### DATA FOR THIS EXERCISE
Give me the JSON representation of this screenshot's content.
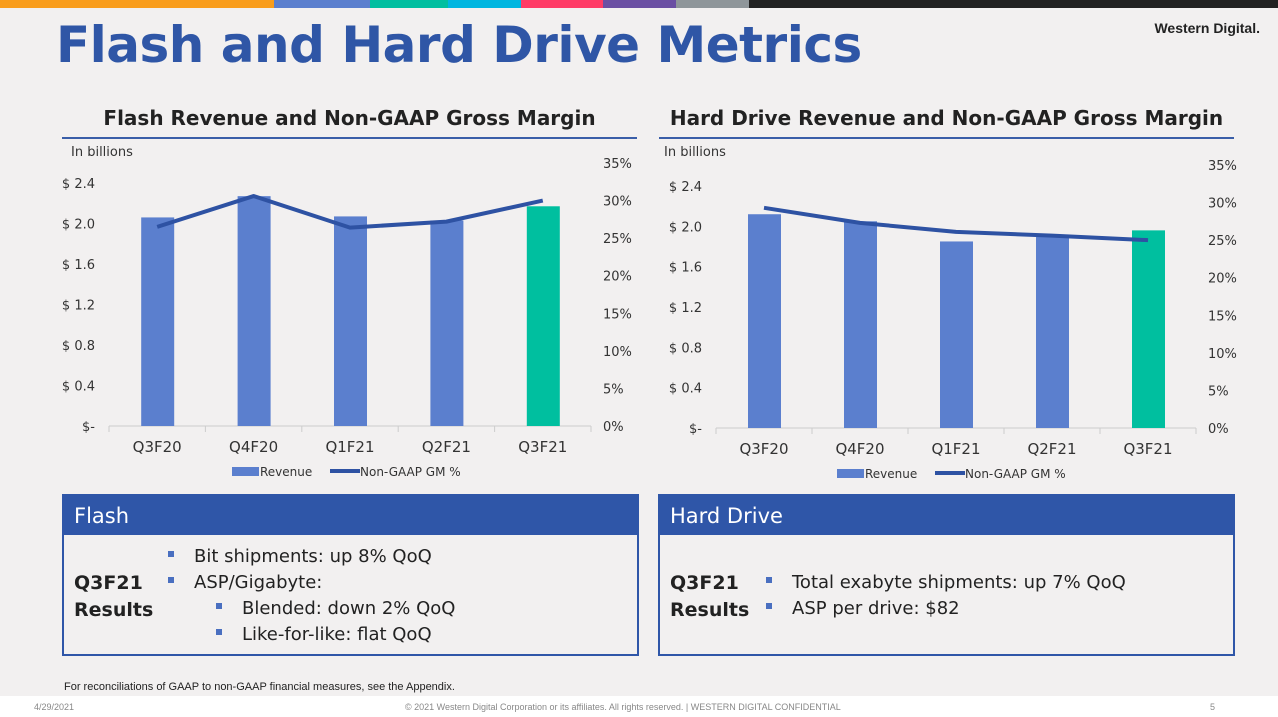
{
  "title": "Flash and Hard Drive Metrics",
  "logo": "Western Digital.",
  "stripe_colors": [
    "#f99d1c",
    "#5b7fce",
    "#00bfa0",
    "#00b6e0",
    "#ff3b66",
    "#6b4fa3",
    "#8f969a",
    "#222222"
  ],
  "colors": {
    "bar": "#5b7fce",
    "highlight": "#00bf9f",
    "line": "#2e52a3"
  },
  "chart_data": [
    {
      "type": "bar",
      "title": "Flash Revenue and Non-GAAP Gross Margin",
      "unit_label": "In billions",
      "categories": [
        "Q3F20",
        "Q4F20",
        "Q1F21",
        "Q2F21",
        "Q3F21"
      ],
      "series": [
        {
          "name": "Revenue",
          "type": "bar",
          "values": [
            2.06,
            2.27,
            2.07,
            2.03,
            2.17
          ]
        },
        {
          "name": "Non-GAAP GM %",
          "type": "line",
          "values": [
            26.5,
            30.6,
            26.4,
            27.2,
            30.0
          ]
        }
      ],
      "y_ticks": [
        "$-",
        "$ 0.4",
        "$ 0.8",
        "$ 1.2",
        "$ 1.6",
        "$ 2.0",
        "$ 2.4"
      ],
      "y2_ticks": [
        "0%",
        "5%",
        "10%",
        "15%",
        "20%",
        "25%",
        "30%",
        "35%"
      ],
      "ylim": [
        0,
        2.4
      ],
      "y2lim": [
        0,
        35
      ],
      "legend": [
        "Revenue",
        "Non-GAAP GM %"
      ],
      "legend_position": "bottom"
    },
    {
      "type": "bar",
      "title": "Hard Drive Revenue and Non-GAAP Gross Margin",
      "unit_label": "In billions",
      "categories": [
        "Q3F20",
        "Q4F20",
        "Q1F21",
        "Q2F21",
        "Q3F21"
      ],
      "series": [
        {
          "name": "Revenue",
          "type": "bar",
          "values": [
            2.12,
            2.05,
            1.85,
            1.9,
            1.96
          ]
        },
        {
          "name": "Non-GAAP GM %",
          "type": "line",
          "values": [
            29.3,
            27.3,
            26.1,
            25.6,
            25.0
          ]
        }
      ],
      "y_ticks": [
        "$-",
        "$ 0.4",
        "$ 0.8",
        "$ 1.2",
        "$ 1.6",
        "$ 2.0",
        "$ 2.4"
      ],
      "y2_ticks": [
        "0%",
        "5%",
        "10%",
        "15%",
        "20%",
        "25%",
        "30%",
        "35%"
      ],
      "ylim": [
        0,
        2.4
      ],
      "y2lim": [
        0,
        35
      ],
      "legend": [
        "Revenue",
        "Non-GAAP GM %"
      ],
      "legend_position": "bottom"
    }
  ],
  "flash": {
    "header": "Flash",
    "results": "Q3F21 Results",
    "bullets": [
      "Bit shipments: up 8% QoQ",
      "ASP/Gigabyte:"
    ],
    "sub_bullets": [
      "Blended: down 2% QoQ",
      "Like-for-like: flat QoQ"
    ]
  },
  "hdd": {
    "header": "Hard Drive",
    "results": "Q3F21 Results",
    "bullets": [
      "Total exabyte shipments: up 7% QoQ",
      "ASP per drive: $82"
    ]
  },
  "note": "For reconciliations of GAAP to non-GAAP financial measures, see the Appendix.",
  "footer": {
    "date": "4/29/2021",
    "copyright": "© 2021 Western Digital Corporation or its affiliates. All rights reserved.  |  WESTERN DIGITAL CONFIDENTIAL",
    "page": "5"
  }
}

### EXERCISE
Every record is to be reproduced exactly, with no pictures included.

### WRITTEN RESPONSE
Give me the JSON representation of this screenshot's content.
{
  "title": "Flash and Hard Drive Metrics",
  "logo": "Western Digital.",
  "stripe_colors": [
    "#f99d1c",
    "#5b7fce",
    "#00bfa0",
    "#00b6e0",
    "#ff3b66",
    "#6b4fa3",
    "#8f969a",
    "#222222"
  ],
  "colors": {
    "bar": "#5b7fce",
    "highlight": "#00bf9f",
    "line": "#2e52a3"
  },
  "chart_data": [
    {
      "type": "bar",
      "title": "Flash Revenue and Non-GAAP Gross Margin",
      "unit_label": "In billions",
      "categories": [
        "Q3F20",
        "Q4F20",
        "Q1F21",
        "Q2F21",
        "Q3F21"
      ],
      "series": [
        {
          "name": "Revenue",
          "type": "bar",
          "values": [
            2.06,
            2.27,
            2.07,
            2.03,
            2.17
          ]
        },
        {
          "name": "Non-GAAP GM %",
          "type": "line",
          "values": [
            26.5,
            30.6,
            26.4,
            27.2,
            30.0
          ]
        }
      ],
      "y_ticks": [
        "$-",
        "$ 0.4",
        "$ 0.8",
        "$ 1.2",
        "$ 1.6",
        "$ 2.0",
        "$ 2.4"
      ],
      "y2_ticks": [
        "0%",
        "5%",
        "10%",
        "15%",
        "20%",
        "25%",
        "30%",
        "35%"
      ],
      "ylim": [
        0,
        2.4
      ],
      "y2lim": [
        0,
        35
      ],
      "legend": [
        "Revenue",
        "Non-GAAP GM %"
      ],
      "legend_position": "bottom"
    },
    {
      "type": "bar",
      "title": "Hard Drive Revenue and Non-GAAP Gross Margin",
      "unit_label": "In billions",
      "categories": [
        "Q3F20",
        "Q4F20",
        "Q1F21",
        "Q2F21",
        "Q3F21"
      ],
      "series": [
        {
          "name": "Revenue",
          "type": "bar",
          "values": [
            2.12,
            2.05,
            1.85,
            1.9,
            1.96
          ]
        },
        {
          "name": "Non-GAAP GM %",
          "type": "line",
          "values": [
            29.3,
            27.3,
            26.1,
            25.6,
            25.0
          ]
        }
      ],
      "y_ticks": [
        "$-",
        "$ 0.4",
        "$ 0.8",
        "$ 1.2",
        "$ 1.6",
        "$ 2.0",
        "$ 2.4"
      ],
      "y2_ticks": [
        "0%",
        "5%",
        "10%",
        "15%",
        "20%",
        "25%",
        "30%",
        "35%"
      ],
      "ylim": [
        0,
        2.4
      ],
      "y2lim": [
        0,
        35
      ],
      "legend": [
        "Revenue",
        "Non-GAAP GM %"
      ],
      "legend_position": "bottom"
    }
  ],
  "flash": {
    "header": "Flash",
    "results": "Q3F21 Results",
    "bullets": [
      "Bit shipments: up 8% QoQ",
      "ASP/Gigabyte:"
    ],
    "sub_bullets": [
      "Blended: down 2% QoQ",
      "Like-for-like: flat QoQ"
    ]
  },
  "hdd": {
    "header": "Hard Drive",
    "results": "Q3F21 Results",
    "bullets": [
      "Total exabyte shipments: up 7% QoQ",
      "ASP per drive: $82"
    ]
  },
  "note": "For reconciliations of GAAP to non-GAAP financial measures, see the Appendix.",
  "footer": {
    "date": "4/29/2021",
    "copyright": "© 2021 Western Digital Corporation or its affiliates. All rights reserved.  |  WESTERN DIGITAL CONFIDENTIAL",
    "page": "5"
  }
}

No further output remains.